REQUIREMENTS:
**A.** Please reproduce the stretch of the ship detection text from "Ship detection [1,2,3]" through "in the imagery.".
**B.** Continue the ship detection text from its last sentence.

Ship detection [1,2,3] in remote sensing imagery is a cornerstone for maritime applications such as traffic monitoring, illegal fishing surveillance, and port security, with increasing industrial deployments underscoring its practical value [4]. However, unlike general object detection, this task is uniquely challenged by the arbitrary orientations, small spatial scales, and dense arrangements of ships against complex backgrounds such as sea clutter and clouds, as highlighted in recent surveys [1]. Achieving high precision, rotation aware detection, especially for small and densely packed targets, remains a central open problem. At its core, addressing this challenge requires both effective integration of multi scale features and dynamic allocation of computational attention to the most informative regions in the imagery.
Recent efforts toward oriented ship detection mainly evolve along two intertwined directions. The first adapts universal detection frameworks, such as efficient single stage detectors (for example, YOLOv8 OBB [5,6]) or globally aware Transformer based models (for example, Remote DETR, as surveyed in [7]), to predict rotated bounding boxes. While effective, these frameworks usually construct feature pyramids starting from deeper layers (for example, P3 with 8 × downsampling), which causes irreversible loss of high resolution details that are crucial for small ships [8]. The second direction introduces plug and play attention mechanisms to enhance feature discriminability. This includes efficient general purpose modules such as Coordinate Attention [9] and ECA Net [10], as well as more specialized designs such as dynamic convolution for rotation [11] and scalable attention tailored for remote sensing [12]. However, these attention modules are typically statically designed or applied in isolation. They often lack the ability to adaptively align with varying target orientations [13] and are rarely co designed with mechanisms that explicitly preserve the fine grained features they are intended to highlight, which limits their effectiveness in complex maritime scenes.

DATASET CONTENT:

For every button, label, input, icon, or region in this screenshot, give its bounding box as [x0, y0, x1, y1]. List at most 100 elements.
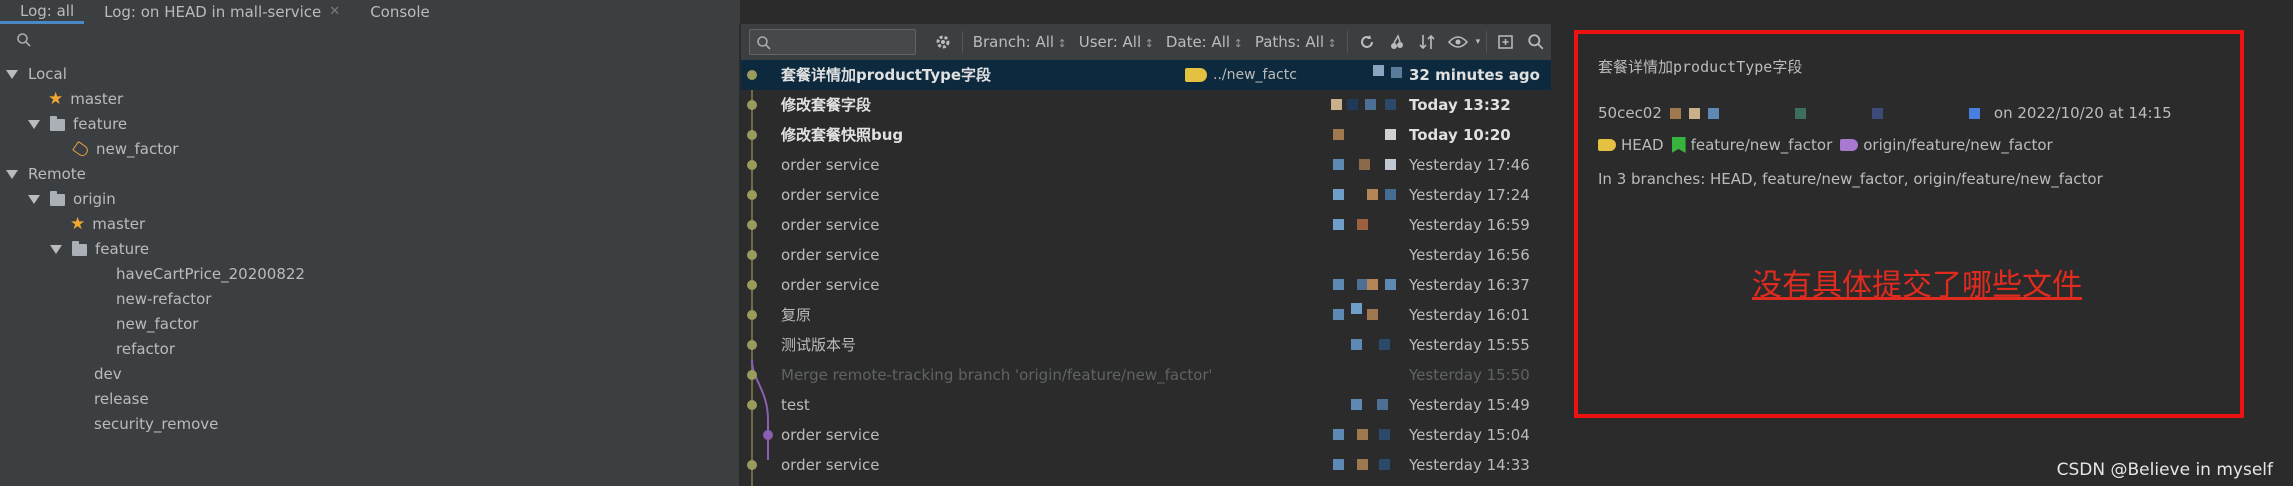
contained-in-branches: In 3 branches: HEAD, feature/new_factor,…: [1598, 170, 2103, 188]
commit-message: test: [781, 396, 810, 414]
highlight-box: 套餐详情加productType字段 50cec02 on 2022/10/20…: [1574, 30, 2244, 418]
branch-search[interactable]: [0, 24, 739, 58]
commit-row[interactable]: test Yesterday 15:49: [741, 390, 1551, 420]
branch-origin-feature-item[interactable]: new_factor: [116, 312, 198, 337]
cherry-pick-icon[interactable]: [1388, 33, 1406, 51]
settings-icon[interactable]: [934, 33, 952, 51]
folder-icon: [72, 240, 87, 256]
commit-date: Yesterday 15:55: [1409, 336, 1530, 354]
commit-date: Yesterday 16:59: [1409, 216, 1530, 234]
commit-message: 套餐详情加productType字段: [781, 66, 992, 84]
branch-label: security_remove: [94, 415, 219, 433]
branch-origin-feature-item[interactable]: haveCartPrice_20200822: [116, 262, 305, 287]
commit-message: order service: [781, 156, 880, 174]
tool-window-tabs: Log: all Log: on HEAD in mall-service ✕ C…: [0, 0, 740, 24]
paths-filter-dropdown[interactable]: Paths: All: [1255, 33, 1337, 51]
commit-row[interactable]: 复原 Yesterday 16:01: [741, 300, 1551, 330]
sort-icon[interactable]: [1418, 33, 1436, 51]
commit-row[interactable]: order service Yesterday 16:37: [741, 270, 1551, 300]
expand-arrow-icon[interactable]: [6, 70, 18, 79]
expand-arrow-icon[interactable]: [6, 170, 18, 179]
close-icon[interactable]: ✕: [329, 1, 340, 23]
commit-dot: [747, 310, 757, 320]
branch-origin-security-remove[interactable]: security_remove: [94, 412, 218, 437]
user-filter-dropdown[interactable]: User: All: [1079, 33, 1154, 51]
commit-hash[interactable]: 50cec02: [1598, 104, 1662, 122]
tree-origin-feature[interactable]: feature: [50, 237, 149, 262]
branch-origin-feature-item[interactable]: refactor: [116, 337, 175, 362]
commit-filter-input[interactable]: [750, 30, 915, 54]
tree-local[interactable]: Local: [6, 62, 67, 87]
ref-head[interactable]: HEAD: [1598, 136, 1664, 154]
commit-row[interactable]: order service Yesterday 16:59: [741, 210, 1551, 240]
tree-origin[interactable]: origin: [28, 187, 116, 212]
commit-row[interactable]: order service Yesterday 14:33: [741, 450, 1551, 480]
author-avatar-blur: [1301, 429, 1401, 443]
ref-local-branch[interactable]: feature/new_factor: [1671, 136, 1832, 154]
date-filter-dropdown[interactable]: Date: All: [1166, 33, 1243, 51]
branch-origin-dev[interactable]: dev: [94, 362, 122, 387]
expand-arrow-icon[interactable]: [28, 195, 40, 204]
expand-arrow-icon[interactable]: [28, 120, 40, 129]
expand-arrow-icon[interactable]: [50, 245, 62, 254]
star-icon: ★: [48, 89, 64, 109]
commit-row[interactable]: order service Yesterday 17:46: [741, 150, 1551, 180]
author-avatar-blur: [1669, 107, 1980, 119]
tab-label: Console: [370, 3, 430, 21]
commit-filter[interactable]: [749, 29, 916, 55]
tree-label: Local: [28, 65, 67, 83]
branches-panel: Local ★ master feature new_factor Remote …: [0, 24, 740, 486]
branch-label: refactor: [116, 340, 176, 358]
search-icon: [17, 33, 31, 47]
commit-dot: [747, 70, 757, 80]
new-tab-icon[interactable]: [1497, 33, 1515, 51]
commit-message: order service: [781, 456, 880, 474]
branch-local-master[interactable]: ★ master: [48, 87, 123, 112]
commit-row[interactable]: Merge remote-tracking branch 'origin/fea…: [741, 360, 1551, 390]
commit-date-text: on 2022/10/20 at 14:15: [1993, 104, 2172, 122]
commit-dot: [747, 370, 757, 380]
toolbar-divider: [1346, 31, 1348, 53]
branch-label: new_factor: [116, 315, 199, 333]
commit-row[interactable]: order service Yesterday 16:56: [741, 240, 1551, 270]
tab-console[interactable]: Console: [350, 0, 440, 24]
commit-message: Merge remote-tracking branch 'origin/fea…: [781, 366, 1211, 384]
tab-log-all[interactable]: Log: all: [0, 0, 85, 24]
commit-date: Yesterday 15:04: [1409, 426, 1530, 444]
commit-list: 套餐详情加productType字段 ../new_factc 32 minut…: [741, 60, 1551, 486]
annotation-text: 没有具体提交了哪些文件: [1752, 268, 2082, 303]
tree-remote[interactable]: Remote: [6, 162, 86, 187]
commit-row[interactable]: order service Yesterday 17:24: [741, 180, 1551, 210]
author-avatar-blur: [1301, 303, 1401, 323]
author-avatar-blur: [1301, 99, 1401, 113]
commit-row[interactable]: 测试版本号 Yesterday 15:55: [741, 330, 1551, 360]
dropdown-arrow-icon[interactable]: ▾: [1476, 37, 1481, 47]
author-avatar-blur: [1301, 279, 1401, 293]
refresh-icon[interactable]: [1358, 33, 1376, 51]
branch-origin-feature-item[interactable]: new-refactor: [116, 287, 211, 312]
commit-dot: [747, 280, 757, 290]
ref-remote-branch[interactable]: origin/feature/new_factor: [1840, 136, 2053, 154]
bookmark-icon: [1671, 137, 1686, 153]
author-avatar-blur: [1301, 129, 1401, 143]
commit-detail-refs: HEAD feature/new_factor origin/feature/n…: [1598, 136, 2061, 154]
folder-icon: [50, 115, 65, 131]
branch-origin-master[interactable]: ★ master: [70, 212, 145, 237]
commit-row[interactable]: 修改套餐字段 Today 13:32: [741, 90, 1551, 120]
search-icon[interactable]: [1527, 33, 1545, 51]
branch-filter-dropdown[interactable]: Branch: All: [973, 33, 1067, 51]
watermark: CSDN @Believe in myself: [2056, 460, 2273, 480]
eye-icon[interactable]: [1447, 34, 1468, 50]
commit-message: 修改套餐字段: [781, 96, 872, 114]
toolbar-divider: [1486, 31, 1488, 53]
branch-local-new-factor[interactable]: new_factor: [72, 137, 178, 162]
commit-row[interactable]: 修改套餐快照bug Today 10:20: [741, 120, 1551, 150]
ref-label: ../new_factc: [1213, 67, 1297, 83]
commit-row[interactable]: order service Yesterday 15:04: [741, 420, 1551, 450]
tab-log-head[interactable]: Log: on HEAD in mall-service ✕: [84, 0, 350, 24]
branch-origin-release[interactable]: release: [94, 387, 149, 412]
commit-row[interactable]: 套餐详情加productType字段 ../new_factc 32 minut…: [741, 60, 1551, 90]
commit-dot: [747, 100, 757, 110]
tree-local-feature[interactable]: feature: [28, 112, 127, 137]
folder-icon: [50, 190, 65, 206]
==
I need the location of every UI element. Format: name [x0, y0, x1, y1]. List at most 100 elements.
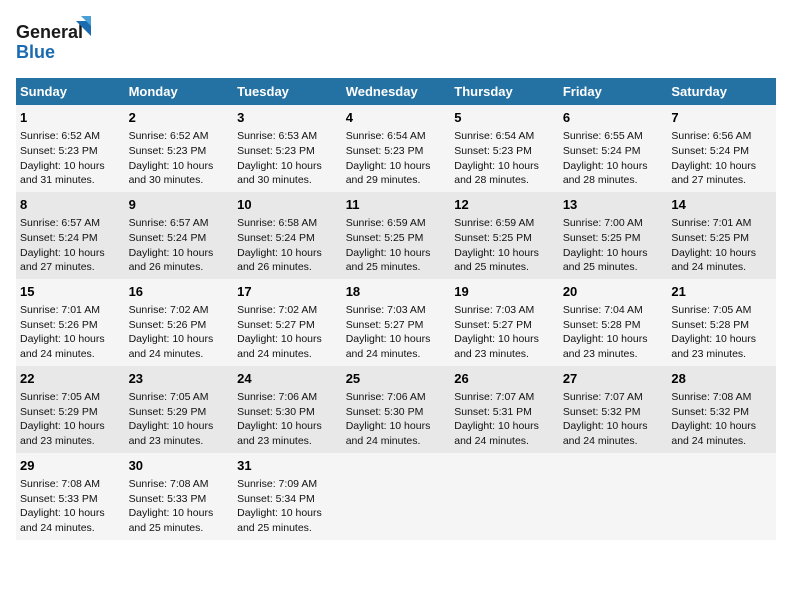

ANSWER SET:
**A.**
Ship detection [1,2,3] in remote sensing imagery is a cornerstone for maritime applications such as traffic monitoring, illegal fishing surveillance, and port security, with increasing industrial deployments underscoring its practical value [4]. However, unlike general object detection, this task is uniquely challenged by the arbitrary orientations, small spatial scales, and dense arrangements of ships against complex backgrounds such as sea clutter and clouds, as highlighted in recent surveys [1]. Achieving high precision, rotation aware detection, especially for small and densely packed targets, remains a central open problem. At its core, addressing this challenge requires both effective integration of multi scale features and dynamic allocation of computational attention to the most informative regions in the imagery.

**B.**
The persistent challenges in detecting small, arbitrarily-oriented ships within complex remote sensing imagery suggest that isolated improvements are inherently limited. We argue that a more foundational and synergistic design principle is required: the joint optimization of multi-scale feature preservation and geometry-aware feature recalibration. Critically, we view these not as separate goals but as two complementary constraints on a single optimization objective—ensuring the detector receives high-fidelity, orientation-purified features. This principle manifests as two core guidelines: (1) constructing the feature pyramid from the high-resolution P2 layer to counteract the irreversible loss of fine-grained spatial information critical for small ships, and (2) employing dynamic, rotation-aligned attention to adaptively focus on targets according to their inherent orientation, thereby suppressing irrelevant backgrounds.
To instantiate this principle and overcome the coupled limitations of feature loss and static attention, we propose the P2R-OBB framework. Our design is motivated by the scale distribution characteristics of ships, which necessitate high-resolution features for reliable detection [14]. First, we reconstruct the feature pyramid by incorporating shallow, high-resolution P2-level features, significantly enhancing the model’s capacity to capture the fine details of small ships. Second, we introduce a novel Dynamic Recalibrated Bottleneck Attention Module (Dynamic RCBAM). This module moves beyond static weighting by utilizing a learnable mechanism to adaptively align spatial attention with the intrinsic orientation of targets, thereby more effectively suppressing irrelevant maritime clutter. Crucially, these two components are not merely stacked but are **co-designed within a lightweight architecture to enforce the complementary constraints intrinsically**: the enriched features from the P2 pyramid provide a more reliable signal for estimating rotation, while the rotation-aware attention more precisely highlights and reinforces the spatially salient features. This synergistic loop ensures robust performance gains with a modest computational overhead.
In summary, the main contributions of this paper are as follows:
  • We propose a unified oriented detection framework, P2R-OBB, that simultaneously addresses multi scale feature loss and dynamic feature enhancement within a single architecture.
  • We design a Dynamic RCBAM Module that enables adaptive, orientation aware feature modulation through a learnable alignment mechanism.
  • We conduct comprehensive experiments on challenging benchmarks, showing that our method achieves a superior accuracy and complexity trade off, with significant performance gains on complex datasets, which demonstrates its effectiveness for practical maritime surveillance.

3. Experiments

3.1. Datasets and Evaluation Metrics

To comprehensively evaluate P2R-OBB, we conducted experiments on four authoritative remote sensing ship detection datasets, covering both optical and SAR imagery with oriented bounding box annotations.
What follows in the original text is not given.